#### DATASET RECORDS

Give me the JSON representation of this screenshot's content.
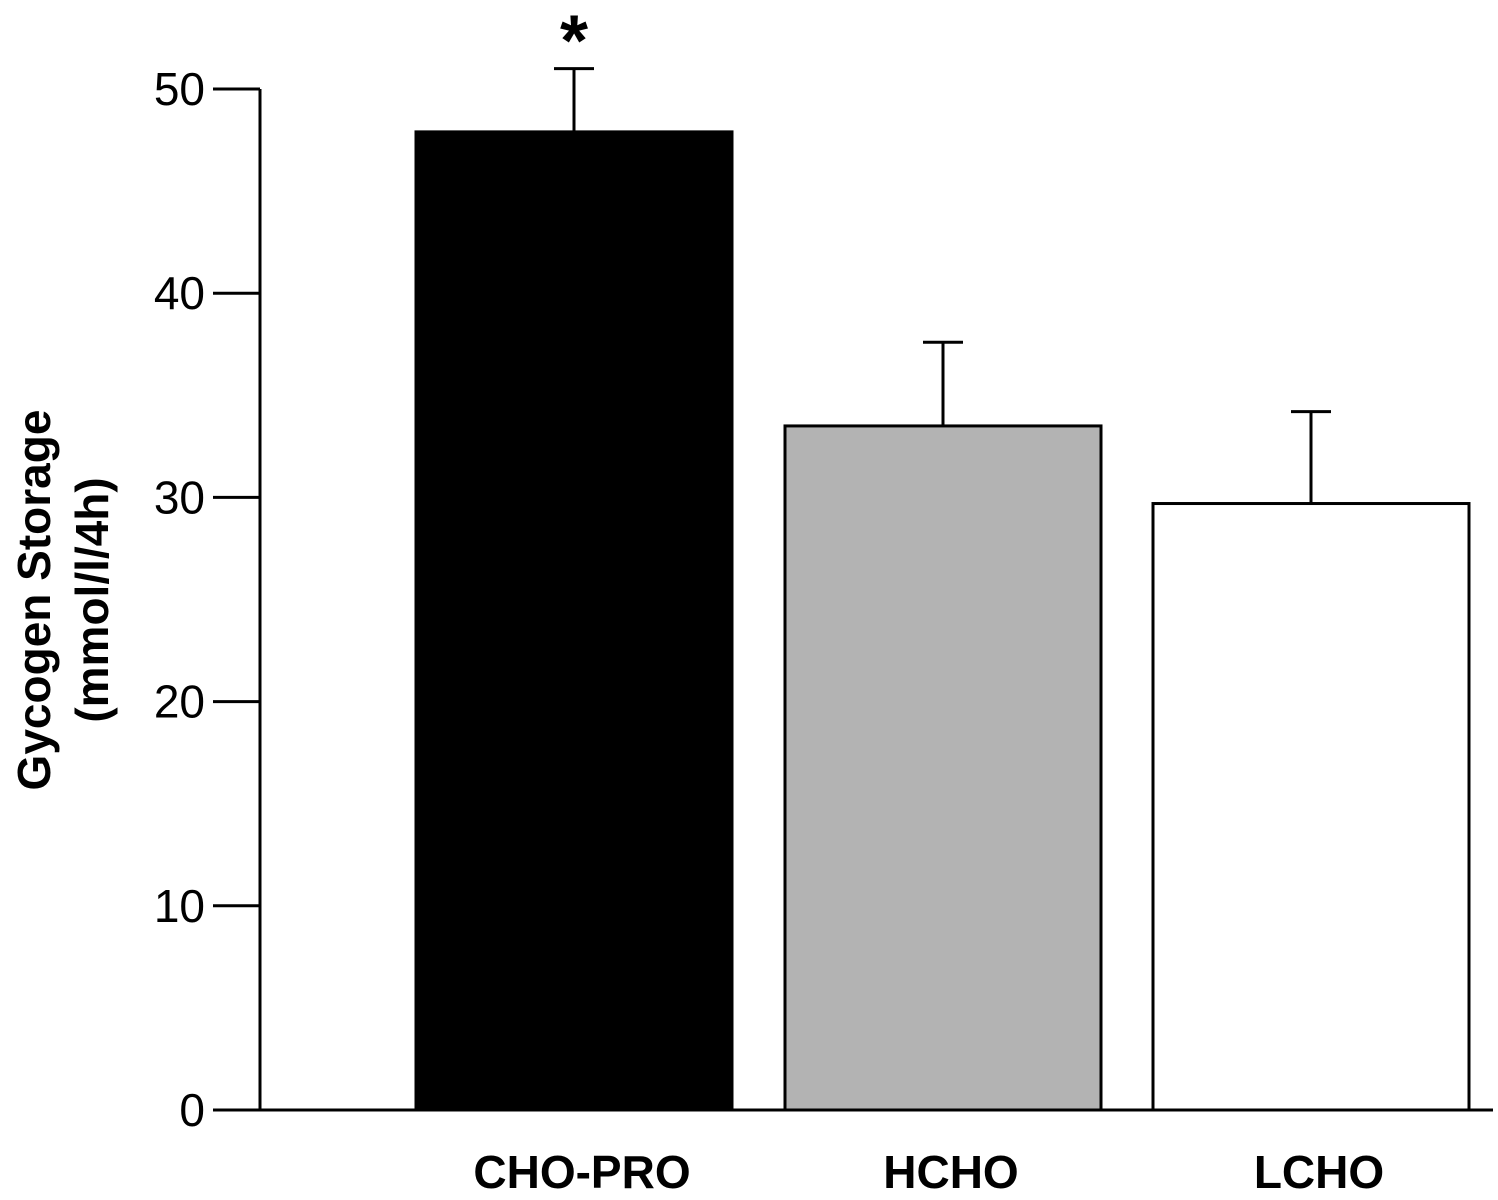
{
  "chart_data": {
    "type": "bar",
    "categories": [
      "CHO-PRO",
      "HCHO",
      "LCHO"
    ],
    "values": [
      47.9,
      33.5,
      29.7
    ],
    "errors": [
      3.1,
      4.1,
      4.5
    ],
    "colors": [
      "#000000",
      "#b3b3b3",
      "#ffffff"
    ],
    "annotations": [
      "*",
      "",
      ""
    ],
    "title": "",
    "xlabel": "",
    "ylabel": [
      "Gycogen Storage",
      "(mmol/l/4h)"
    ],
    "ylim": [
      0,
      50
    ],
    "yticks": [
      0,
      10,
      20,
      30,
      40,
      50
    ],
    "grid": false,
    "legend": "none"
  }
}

########

■ WHAT THE TASK REQUIRES: Will you restate every entry word for word and omit the images?

■ THE OUTPUT:
Give me the JSON representation of this screenshot's content.
{
  "chart_data": {
    "type": "bar",
    "categories": [
      "CHO-PRO",
      "HCHO",
      "LCHO"
    ],
    "values": [
      47.9,
      33.5,
      29.7
    ],
    "errors": [
      3.1,
      4.1,
      4.5
    ],
    "colors": [
      "#000000",
      "#b3b3b3",
      "#ffffff"
    ],
    "annotations": [
      "*",
      "",
      ""
    ],
    "title": "",
    "xlabel": "",
    "ylabel": [
      "Gycogen Storage",
      "(mmol/l/4h)"
    ],
    "ylim": [
      0,
      50
    ],
    "yticks": [
      0,
      10,
      20,
      30,
      40,
      50
    ],
    "grid": false,
    "legend": "none"
  }
}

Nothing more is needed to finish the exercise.